» Text provided:
CDA has also implemented a Rationalized Training Delivery Program, which is supported by the CAF College Opportunities Directory and which allows civilian colleges to match their programs against military training plans. This program has already shown success in a number of technical trades across the CAF. The cornerstone of the CAF campus Enterprise Engine is the Defence Learning Network, which has already enabled large resource savings with support for non-residential and blended learning. Furthermore, CDA is also attempting to implement Resource Control Measures with the Resource Management System trial in Borden. The intent is to use this System in support of a common user facility. If proven successful, the Resource Management System offers CAF-wide more efficient use of resources and infrastructure.

CDA remains committed to reinvigorating the Quality Control processes and policies to ensure that clear roles and responsibilities are established and understood; in particular, the correlation between the production of people through the IT&E system and its impact to business planning. The initial IT&E demand requirements sent to CDA from the Requirements Authorities a year in advance of the course dates, will be better “scrubbed” by staff in the future to allow for more realistic initial demand numbers (e.g., “same as last year” is not an acceptable return). Finally, nominations within MITE are based on current business processes, which should be updated to ensure that actual nominations better reflect the forecasted requirements that CDA has already been given for a particular fiscal year. This will help alleviate the course loading issues that have been identified.

OPI: CDA

Target Date: January 2016

CRS Recommendation

3.         The CDA must give priority to returning to a full-validation cycle of all its courses. The CDA should also ensure that the TEs conduct course evaluations to examine the course materials and technology utilized in order to identify improvement opportunities.

Management Action

The action plan to remedy the deficiency of validation within MILPERSGEN will conclude during 2016. The plan includes: delegation, increased staffing, automation, improved doctrine and the development of validation policies. MILPERSGEN will delegate validation activities to MILPERSGEN Training Group. There will be an increased staffing of two FTEs (one for MILPERSGEN Training Group (EDS56 02) and one for MILPERSGEN HQ (EDS 03). The current Integrated Systems Approach to Training capability, which is growing within the CAF, will have a proposed automated validation tool along with other helpful survey tools. To bridge the capability gap of current Integrated Systems Approach to Training resources and its future validation and survey capabilities, MILPERSGEN will look at either an alternative to current tools (eListen) or, in conjunction with the Royal Canadian Navy, use the SNAP survey software. Furthermore, improved doctrine, reflecting clearer frequencies for validation, and a method for prioritizing qualifications and streamlined methodologies, will allow for validation resources to be focussed more efficiently. Lastly MILPERSGEN will develop policies and mechanisms for tracking and reporting in order to allow for validation to be integrated into performance measurement. It should be noted that the number of qualifications requiring a validation has been reduced by approximately one-half due to an active investigation scrutinizing and prioritising qualifications assigned to MILPERSGEN as a training authority.

» Actions to take:
[a] Please rewrite the report excerpt starting at "Target Date: January" and ending at "identify improvement opportunities.", putting "course reviews" in place of "course evaluations".
[b] Answer these from the report excerpt:
(i) Where is the Resource Management System trial being held?
(ii) What target date is given?
(iii) By roughly how much has the number of qualifications requiring validation been reduced?
You won't need the data for any of this.

» Dataset excerpt:
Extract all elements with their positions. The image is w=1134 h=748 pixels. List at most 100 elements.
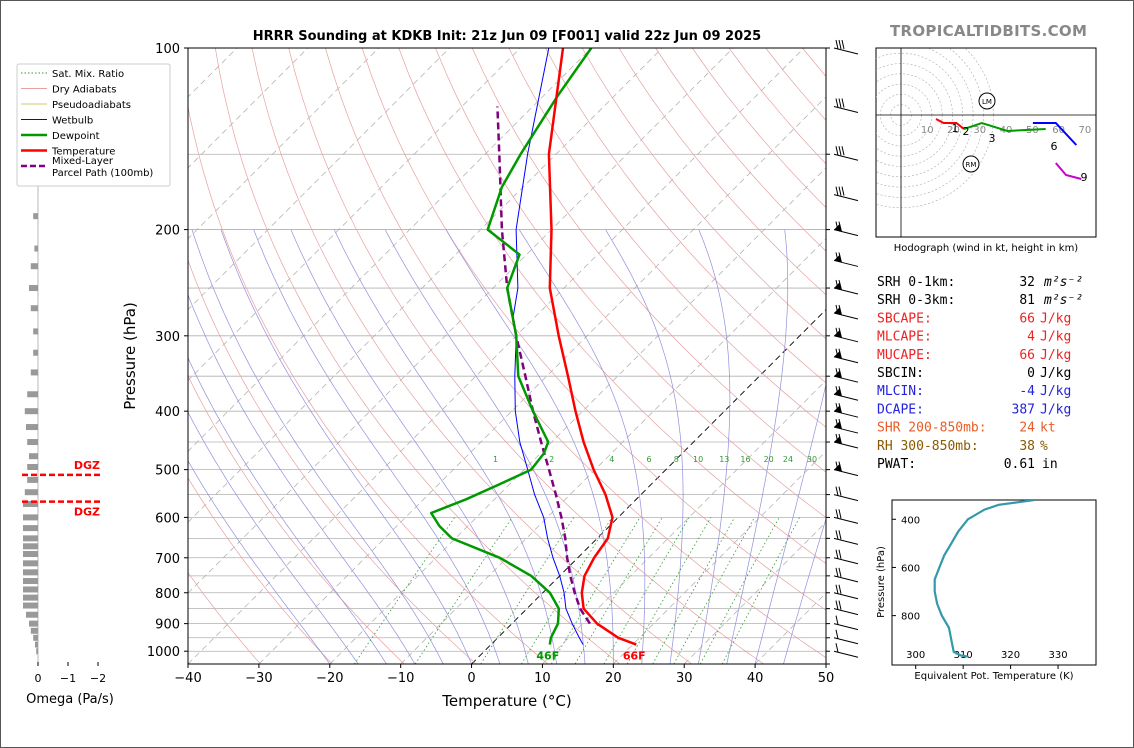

» Responses to the exercise:
[a]
Target Date: January 2016

CRS Recommendation

3.         The CDA must give priority to returning to a full-validation cycle of all its courses. The CDA should also ensure that the TEs conduct course reviews to examine the course materials and technology utilized in order to identify improvement opportunities.

[b]
(i) Borden
(ii) January 2016
(iii) Approximately one-half